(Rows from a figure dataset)
###
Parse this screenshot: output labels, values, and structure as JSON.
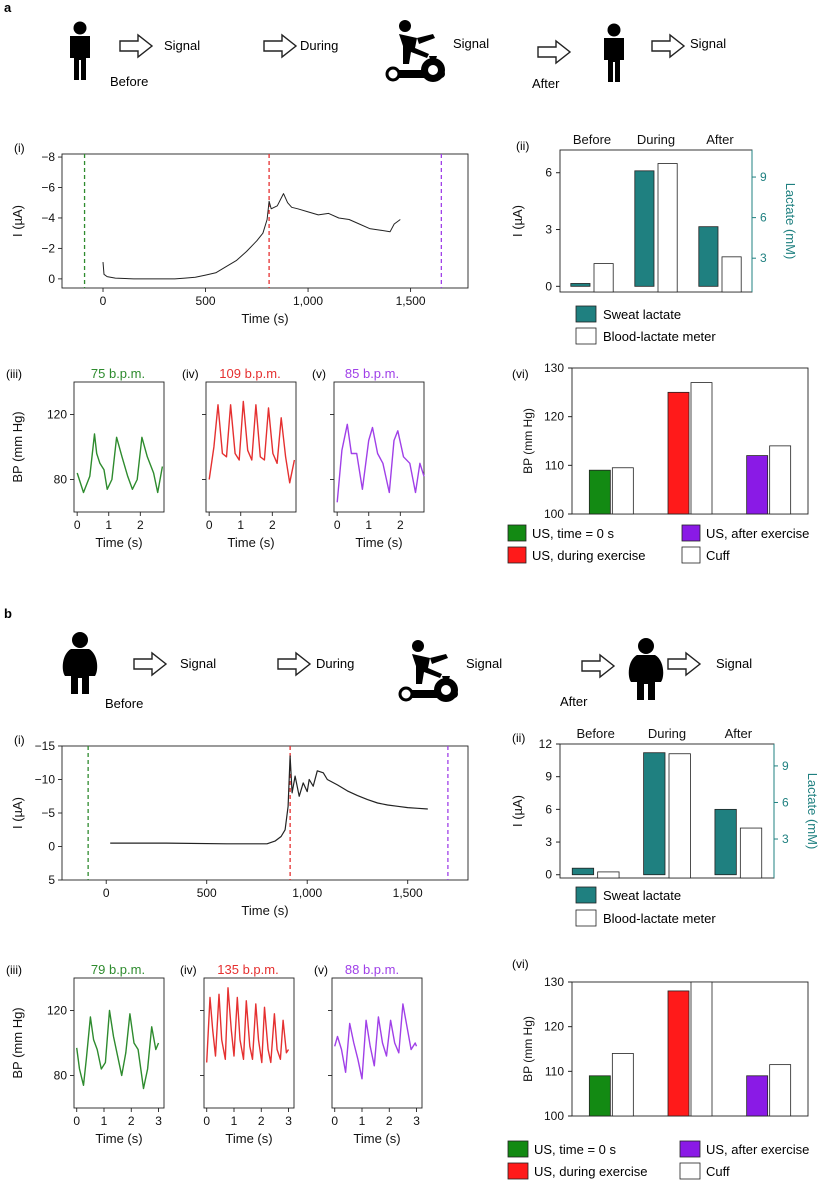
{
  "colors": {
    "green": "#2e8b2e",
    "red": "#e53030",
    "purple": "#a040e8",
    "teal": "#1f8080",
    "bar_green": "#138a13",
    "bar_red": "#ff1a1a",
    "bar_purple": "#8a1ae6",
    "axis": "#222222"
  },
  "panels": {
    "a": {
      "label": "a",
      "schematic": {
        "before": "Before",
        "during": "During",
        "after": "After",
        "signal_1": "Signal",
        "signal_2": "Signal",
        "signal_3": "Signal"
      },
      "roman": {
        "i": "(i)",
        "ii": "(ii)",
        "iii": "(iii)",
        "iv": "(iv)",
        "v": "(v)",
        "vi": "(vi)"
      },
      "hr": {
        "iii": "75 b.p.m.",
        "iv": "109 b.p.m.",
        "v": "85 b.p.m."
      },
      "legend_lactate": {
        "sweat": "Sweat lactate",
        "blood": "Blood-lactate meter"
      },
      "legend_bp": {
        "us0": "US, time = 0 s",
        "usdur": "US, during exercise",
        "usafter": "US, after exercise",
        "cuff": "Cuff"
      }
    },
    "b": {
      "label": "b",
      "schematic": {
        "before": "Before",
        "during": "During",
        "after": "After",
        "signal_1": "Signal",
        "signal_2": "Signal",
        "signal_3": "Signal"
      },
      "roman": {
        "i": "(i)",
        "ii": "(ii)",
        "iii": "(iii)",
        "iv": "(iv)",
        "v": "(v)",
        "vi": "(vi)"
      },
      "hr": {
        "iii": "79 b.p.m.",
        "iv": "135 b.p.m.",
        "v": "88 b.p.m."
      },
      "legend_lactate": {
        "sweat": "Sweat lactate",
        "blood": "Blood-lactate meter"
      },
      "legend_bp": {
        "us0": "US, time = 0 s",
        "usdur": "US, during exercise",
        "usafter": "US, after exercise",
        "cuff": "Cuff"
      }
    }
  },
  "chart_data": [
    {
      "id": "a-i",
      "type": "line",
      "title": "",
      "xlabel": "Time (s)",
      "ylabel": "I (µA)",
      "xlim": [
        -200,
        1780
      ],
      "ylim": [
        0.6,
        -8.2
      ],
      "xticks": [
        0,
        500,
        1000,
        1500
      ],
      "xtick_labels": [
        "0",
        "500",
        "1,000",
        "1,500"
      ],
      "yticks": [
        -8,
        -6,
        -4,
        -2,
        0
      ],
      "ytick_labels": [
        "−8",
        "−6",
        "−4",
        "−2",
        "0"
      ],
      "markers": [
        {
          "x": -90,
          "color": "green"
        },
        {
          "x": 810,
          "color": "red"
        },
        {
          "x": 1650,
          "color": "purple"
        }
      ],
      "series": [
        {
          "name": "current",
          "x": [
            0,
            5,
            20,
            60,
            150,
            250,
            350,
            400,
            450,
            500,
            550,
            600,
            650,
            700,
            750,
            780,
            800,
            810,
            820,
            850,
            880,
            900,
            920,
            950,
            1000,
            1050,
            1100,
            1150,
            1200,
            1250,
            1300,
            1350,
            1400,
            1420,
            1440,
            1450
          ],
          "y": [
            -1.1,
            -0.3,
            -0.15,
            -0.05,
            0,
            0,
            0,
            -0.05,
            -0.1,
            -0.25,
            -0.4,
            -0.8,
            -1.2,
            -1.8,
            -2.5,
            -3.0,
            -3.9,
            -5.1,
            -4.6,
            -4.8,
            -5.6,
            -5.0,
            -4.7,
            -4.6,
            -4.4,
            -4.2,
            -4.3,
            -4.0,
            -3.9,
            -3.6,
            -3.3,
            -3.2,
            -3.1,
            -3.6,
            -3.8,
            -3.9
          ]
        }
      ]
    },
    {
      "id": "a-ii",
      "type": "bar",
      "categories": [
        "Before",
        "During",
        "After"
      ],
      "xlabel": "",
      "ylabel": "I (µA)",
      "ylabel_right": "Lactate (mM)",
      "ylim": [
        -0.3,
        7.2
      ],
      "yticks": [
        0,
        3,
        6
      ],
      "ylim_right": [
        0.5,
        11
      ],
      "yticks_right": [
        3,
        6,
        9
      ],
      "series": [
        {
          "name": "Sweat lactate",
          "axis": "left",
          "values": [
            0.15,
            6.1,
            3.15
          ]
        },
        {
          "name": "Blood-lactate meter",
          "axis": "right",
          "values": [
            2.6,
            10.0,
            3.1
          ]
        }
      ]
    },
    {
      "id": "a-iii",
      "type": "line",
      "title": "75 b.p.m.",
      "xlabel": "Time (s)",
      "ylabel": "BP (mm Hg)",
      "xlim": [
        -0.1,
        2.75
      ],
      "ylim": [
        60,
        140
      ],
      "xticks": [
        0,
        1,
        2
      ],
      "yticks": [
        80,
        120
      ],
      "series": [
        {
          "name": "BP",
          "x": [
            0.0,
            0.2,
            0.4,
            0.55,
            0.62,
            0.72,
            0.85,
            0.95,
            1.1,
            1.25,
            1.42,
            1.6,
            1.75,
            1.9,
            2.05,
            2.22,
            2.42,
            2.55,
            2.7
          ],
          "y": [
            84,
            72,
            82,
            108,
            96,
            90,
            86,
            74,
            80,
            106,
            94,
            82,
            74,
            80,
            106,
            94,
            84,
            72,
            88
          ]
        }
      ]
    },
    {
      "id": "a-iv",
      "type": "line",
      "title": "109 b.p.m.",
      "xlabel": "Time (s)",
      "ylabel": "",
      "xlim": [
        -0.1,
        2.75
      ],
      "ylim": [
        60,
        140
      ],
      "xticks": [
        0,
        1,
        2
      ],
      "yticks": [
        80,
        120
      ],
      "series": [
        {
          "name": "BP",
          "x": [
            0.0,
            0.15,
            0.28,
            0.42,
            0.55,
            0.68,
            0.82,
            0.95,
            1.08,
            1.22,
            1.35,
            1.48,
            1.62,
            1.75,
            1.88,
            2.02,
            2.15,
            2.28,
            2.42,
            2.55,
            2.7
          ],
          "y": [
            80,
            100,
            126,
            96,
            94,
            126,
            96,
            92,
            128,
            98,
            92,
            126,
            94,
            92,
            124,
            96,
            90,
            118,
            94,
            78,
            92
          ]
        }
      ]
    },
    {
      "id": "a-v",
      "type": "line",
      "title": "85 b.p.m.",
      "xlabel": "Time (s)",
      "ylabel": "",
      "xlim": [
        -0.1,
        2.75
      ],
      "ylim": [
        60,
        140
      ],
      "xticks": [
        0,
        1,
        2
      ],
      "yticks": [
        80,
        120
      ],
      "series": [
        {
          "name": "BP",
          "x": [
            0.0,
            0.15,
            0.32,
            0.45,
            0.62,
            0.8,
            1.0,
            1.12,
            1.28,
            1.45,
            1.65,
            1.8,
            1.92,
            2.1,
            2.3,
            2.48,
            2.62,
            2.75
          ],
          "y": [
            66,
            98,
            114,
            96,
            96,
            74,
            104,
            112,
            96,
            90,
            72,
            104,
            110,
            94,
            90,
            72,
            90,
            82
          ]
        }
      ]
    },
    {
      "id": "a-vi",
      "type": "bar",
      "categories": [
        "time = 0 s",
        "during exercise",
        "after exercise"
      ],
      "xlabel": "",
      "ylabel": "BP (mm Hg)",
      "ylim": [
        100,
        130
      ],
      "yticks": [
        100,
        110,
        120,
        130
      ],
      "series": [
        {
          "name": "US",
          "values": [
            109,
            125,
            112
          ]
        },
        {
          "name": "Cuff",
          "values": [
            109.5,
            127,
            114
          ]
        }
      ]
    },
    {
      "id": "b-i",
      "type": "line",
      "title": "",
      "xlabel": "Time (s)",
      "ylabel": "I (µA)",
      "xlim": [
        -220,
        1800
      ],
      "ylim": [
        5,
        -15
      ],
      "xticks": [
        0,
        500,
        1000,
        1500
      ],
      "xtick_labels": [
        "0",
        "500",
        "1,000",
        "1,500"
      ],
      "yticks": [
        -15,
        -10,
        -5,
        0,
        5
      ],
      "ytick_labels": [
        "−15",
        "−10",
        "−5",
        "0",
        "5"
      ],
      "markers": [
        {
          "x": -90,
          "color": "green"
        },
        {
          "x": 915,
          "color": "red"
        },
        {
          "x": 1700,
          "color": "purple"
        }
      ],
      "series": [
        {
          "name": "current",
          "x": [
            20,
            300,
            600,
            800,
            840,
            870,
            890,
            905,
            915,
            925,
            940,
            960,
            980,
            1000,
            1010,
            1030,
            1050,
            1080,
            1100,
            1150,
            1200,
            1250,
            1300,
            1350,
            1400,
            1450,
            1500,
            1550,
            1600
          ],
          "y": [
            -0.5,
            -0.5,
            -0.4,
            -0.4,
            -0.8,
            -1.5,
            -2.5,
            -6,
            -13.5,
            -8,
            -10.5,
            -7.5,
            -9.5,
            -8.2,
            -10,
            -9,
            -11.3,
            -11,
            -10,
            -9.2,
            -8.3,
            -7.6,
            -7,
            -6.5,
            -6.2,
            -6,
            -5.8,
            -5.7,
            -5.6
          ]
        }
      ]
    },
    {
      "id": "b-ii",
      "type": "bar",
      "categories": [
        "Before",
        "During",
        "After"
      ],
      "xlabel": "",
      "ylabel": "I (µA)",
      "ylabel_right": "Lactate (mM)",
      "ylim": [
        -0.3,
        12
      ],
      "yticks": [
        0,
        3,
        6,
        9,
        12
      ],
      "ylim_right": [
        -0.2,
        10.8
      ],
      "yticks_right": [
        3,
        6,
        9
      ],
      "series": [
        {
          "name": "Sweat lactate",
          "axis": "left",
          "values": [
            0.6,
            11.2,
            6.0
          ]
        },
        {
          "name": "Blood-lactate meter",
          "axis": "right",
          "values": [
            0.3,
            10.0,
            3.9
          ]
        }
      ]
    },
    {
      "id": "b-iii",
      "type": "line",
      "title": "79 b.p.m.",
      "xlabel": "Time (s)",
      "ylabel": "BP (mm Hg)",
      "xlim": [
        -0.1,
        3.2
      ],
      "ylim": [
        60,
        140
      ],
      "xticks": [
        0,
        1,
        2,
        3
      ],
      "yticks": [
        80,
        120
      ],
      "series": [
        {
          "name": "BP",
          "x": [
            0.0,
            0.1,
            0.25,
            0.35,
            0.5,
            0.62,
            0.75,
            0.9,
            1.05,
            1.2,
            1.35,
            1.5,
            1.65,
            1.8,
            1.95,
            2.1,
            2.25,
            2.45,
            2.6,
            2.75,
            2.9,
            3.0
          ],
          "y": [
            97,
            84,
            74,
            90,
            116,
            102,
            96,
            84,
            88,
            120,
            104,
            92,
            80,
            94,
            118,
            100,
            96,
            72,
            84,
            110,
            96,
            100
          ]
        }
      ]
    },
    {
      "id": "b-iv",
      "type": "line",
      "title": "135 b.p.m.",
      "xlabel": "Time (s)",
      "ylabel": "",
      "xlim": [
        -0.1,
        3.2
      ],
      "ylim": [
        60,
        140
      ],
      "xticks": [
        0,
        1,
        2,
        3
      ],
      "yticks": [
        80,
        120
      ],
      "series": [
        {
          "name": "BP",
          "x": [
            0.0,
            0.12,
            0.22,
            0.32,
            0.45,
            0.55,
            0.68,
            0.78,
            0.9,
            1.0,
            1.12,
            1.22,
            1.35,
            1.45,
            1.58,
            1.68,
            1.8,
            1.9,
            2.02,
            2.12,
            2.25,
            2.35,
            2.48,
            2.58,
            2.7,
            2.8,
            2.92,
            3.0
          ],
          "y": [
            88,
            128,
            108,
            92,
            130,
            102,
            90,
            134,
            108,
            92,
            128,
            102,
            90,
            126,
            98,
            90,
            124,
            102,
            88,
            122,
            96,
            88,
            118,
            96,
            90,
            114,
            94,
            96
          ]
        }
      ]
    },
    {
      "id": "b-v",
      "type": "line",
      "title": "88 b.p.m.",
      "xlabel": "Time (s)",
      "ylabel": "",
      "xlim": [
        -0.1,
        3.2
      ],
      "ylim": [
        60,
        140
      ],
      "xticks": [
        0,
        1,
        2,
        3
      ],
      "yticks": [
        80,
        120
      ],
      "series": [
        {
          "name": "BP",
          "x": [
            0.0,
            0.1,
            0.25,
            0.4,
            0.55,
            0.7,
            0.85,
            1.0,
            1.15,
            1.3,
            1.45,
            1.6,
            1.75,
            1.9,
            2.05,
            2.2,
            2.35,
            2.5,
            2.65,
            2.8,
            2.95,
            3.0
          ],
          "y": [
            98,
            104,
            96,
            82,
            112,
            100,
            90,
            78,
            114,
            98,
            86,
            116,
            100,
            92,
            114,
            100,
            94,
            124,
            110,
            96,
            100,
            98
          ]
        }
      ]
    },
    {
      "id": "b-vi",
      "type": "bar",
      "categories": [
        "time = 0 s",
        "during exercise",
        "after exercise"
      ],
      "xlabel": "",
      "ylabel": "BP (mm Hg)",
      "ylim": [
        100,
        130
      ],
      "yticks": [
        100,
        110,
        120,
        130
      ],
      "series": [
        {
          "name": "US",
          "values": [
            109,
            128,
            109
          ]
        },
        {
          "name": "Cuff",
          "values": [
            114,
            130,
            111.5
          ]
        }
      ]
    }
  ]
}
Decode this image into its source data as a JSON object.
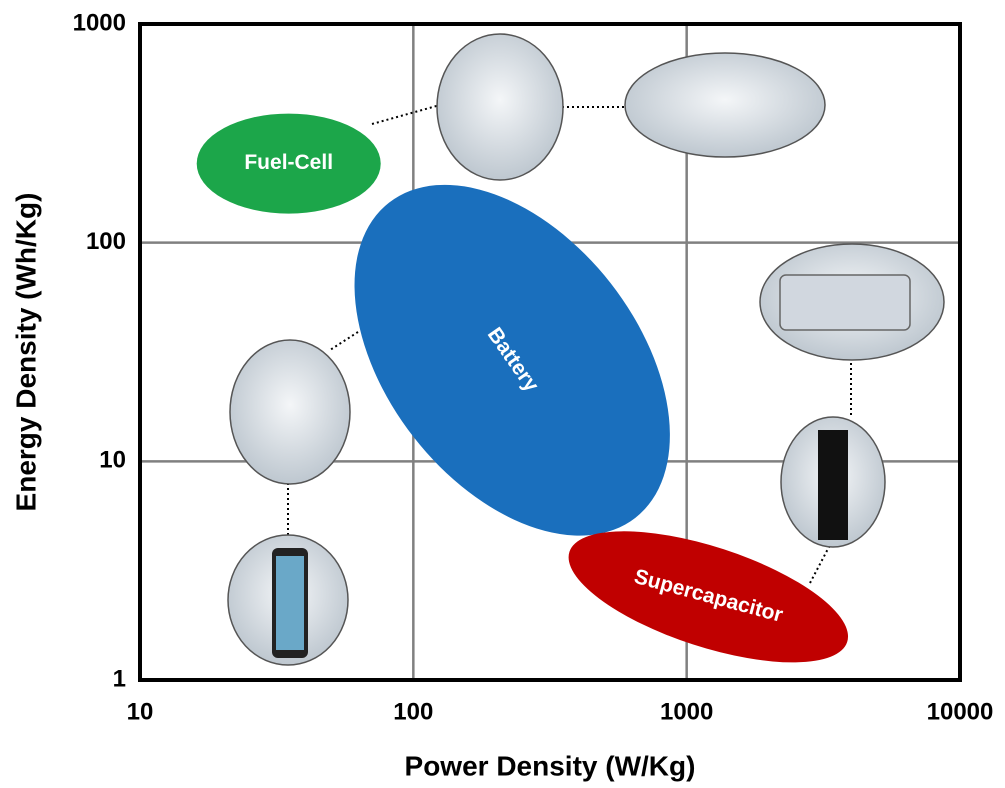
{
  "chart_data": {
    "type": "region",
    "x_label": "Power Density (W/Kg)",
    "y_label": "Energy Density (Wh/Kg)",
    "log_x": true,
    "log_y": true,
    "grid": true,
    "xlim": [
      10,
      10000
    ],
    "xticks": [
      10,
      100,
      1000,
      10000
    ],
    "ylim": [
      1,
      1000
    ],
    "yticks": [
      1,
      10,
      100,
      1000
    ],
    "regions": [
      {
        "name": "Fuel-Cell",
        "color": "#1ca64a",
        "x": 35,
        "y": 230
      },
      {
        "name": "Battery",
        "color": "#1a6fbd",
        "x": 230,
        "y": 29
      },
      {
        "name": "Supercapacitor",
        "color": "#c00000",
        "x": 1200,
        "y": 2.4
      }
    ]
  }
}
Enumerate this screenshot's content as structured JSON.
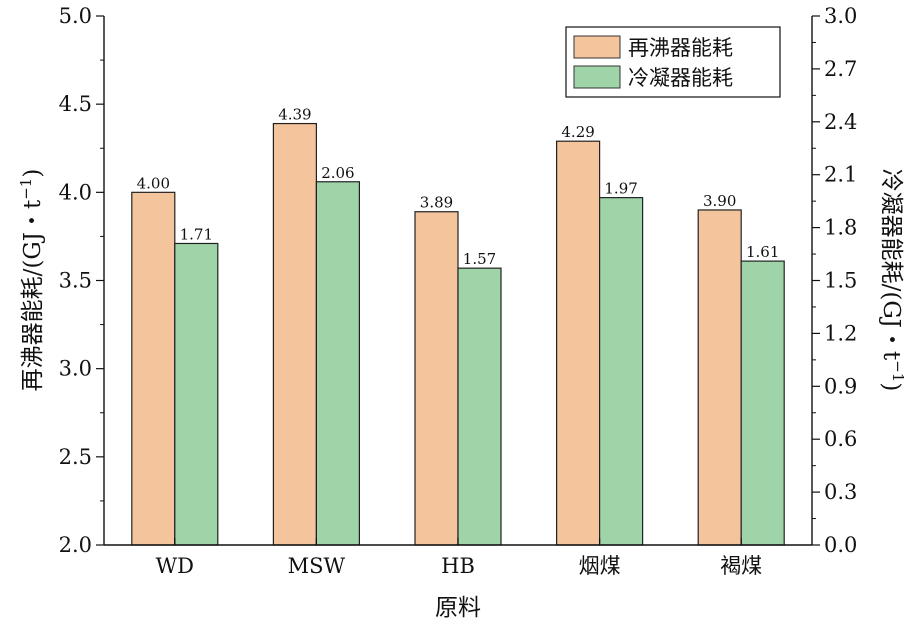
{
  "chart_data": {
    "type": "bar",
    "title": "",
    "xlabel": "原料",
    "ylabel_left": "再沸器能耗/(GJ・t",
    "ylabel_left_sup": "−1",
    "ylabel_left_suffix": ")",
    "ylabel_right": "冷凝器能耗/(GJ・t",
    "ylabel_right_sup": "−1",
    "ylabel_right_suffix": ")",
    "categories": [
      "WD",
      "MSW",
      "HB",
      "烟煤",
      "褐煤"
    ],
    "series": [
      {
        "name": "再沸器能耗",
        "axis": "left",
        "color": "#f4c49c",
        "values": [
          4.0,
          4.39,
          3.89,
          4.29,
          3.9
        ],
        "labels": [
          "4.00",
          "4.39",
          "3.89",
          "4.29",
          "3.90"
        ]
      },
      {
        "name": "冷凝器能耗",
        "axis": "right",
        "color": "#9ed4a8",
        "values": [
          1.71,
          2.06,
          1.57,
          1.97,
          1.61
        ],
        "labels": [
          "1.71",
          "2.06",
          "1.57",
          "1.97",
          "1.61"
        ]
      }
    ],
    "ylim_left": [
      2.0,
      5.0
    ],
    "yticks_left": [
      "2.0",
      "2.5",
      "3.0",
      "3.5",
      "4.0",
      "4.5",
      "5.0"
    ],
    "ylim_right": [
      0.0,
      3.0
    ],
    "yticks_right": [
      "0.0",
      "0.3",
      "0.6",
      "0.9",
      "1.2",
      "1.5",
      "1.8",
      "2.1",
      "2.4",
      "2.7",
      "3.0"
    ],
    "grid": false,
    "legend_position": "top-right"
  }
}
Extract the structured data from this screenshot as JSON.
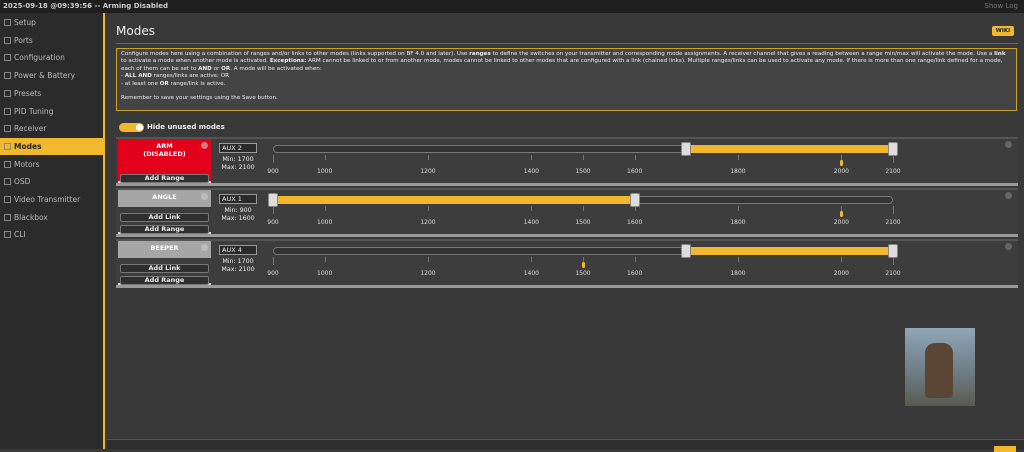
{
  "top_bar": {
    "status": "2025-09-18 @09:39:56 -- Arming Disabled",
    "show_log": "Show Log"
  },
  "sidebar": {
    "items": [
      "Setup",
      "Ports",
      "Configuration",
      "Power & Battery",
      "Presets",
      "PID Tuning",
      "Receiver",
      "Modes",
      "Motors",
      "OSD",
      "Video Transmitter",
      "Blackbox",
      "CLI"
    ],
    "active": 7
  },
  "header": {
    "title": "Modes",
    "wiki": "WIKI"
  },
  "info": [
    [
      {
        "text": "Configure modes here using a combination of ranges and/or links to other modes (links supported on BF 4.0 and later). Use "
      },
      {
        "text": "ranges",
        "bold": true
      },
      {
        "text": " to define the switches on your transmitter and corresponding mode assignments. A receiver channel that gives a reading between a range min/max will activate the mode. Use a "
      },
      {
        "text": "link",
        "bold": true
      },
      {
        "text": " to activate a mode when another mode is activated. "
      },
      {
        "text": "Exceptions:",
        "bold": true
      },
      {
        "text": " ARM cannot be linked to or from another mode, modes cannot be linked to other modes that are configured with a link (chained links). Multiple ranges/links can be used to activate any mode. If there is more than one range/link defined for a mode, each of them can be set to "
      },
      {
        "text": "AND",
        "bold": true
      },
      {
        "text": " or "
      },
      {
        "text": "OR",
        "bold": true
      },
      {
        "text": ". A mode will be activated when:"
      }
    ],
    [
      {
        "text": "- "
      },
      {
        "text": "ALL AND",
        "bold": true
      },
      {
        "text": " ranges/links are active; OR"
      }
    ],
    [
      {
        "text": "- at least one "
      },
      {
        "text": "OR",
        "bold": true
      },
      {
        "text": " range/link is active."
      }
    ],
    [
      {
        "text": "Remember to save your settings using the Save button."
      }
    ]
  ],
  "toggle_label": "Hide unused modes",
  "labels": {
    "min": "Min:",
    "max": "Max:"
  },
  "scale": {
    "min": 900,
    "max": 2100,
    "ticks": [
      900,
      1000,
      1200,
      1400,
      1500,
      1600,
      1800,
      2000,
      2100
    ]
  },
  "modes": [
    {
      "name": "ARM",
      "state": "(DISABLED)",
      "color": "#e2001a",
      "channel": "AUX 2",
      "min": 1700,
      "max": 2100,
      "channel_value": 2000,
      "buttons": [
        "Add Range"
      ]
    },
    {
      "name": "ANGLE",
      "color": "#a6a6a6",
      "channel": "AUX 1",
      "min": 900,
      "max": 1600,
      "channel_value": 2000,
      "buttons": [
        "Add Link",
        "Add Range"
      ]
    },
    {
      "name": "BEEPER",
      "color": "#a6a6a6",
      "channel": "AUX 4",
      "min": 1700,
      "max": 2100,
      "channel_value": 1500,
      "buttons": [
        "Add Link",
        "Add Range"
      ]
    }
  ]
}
###
**What this task involves:**
Working from the entries above, return all lines that contain "when".

**Answer in full:**
        "text": " to activate a mode when another mode is activated. "
        "text": ". A mode will be activated when:"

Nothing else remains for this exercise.